Stated exercise: Where the string "this" occurs in the material below, report the whole line.

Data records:
↓↓↓

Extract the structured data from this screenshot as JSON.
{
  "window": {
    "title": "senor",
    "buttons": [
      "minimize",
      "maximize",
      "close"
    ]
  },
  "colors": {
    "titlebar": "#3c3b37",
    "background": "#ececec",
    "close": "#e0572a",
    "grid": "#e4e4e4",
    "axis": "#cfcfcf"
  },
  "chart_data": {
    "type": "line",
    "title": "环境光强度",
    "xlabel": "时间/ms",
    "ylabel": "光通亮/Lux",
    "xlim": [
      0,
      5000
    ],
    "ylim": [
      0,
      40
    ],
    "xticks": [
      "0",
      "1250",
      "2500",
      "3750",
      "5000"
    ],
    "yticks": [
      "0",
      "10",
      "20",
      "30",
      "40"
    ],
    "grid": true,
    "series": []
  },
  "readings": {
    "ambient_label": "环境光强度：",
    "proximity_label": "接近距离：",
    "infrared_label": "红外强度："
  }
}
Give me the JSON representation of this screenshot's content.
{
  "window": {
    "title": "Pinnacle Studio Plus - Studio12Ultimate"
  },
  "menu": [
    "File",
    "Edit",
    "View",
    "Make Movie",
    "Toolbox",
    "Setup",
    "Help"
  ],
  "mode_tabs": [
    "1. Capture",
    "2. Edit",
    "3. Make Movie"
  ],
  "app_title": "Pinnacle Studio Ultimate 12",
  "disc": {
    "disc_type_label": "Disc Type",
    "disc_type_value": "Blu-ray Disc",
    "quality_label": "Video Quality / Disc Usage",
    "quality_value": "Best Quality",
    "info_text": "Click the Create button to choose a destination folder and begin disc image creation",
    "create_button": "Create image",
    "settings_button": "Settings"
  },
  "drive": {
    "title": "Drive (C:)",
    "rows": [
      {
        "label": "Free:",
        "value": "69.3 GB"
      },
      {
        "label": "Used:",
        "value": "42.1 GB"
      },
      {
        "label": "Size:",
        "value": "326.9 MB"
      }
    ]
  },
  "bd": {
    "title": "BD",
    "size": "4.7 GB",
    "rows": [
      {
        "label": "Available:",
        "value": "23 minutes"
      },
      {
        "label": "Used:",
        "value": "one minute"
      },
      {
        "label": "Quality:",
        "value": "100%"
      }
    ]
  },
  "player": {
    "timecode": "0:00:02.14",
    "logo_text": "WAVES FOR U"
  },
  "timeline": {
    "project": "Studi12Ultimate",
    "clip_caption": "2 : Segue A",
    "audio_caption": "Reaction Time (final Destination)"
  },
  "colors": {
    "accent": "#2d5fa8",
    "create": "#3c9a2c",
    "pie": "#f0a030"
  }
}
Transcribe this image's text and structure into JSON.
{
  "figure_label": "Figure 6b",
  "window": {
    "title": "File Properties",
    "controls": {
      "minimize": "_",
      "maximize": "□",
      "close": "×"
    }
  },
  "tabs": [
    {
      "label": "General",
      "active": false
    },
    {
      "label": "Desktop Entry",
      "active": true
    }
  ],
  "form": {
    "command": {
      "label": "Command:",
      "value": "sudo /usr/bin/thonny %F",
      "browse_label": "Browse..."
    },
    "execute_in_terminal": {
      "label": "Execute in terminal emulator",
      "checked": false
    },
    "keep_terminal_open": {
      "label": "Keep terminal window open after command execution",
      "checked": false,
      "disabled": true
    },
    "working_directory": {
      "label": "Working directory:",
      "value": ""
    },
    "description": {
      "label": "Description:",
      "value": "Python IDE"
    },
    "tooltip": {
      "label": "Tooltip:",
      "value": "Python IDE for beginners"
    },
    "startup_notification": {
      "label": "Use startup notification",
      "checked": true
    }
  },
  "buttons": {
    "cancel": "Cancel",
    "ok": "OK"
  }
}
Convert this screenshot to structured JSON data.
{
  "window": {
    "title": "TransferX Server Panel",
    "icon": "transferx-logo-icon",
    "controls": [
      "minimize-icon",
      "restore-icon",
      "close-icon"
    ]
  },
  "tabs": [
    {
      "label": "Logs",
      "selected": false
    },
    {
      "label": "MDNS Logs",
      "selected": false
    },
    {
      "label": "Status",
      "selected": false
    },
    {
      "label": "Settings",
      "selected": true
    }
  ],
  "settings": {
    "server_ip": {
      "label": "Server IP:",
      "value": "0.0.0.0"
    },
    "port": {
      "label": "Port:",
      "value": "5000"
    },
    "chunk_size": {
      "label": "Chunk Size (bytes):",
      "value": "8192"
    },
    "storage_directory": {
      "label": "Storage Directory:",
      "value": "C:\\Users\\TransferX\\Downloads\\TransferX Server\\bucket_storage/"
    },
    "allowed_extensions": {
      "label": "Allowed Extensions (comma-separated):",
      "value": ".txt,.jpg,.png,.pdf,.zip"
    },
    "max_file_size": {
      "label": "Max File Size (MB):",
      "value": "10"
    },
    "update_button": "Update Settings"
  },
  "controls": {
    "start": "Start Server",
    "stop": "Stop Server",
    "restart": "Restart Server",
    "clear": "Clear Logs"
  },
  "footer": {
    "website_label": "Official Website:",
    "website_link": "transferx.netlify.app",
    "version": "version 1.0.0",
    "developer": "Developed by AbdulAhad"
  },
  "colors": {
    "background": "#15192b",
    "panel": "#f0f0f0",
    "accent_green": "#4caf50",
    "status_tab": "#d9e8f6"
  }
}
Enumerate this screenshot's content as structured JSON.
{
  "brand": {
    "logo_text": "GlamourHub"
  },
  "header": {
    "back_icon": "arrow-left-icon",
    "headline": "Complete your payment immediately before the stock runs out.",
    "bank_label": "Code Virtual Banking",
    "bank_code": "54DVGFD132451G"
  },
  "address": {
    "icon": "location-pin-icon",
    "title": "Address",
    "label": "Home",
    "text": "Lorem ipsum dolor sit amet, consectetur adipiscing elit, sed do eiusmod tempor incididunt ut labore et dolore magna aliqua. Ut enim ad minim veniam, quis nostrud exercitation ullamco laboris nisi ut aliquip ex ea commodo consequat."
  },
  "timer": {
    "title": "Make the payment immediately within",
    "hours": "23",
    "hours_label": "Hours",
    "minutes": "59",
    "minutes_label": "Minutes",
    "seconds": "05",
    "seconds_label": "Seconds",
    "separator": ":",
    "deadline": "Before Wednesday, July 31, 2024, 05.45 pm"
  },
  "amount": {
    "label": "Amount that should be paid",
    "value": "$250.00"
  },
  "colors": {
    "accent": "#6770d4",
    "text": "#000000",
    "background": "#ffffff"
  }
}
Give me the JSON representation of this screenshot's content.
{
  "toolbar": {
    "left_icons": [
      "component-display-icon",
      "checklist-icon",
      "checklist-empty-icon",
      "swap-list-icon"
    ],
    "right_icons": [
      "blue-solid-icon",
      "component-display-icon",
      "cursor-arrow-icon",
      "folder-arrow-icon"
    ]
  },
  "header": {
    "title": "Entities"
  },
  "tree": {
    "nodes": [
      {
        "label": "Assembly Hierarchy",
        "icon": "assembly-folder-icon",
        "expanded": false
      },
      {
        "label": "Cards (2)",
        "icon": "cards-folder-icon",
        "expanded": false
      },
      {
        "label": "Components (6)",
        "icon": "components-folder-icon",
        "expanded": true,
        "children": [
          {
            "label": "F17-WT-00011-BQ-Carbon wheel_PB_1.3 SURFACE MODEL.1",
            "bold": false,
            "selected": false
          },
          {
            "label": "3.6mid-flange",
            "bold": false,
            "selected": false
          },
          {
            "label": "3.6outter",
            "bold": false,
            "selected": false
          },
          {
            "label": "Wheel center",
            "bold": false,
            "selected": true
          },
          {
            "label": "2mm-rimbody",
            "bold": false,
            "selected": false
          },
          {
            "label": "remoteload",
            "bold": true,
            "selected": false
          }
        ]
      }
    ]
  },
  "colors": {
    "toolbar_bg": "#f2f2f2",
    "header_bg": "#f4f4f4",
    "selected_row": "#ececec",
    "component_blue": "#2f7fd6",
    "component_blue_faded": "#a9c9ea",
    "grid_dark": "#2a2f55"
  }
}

↑↑↑

Output of the task:
Extract the structured data from this screenshot as JSON.
Give me the JSON representation of this screenshot's content.
Transcribe this image's text and structure into JSON.
Convert this screenshot to structured JSON data.
Enumerate this screenshot's content as structured JSON.
Give me the JSON representation of this screenshot's content.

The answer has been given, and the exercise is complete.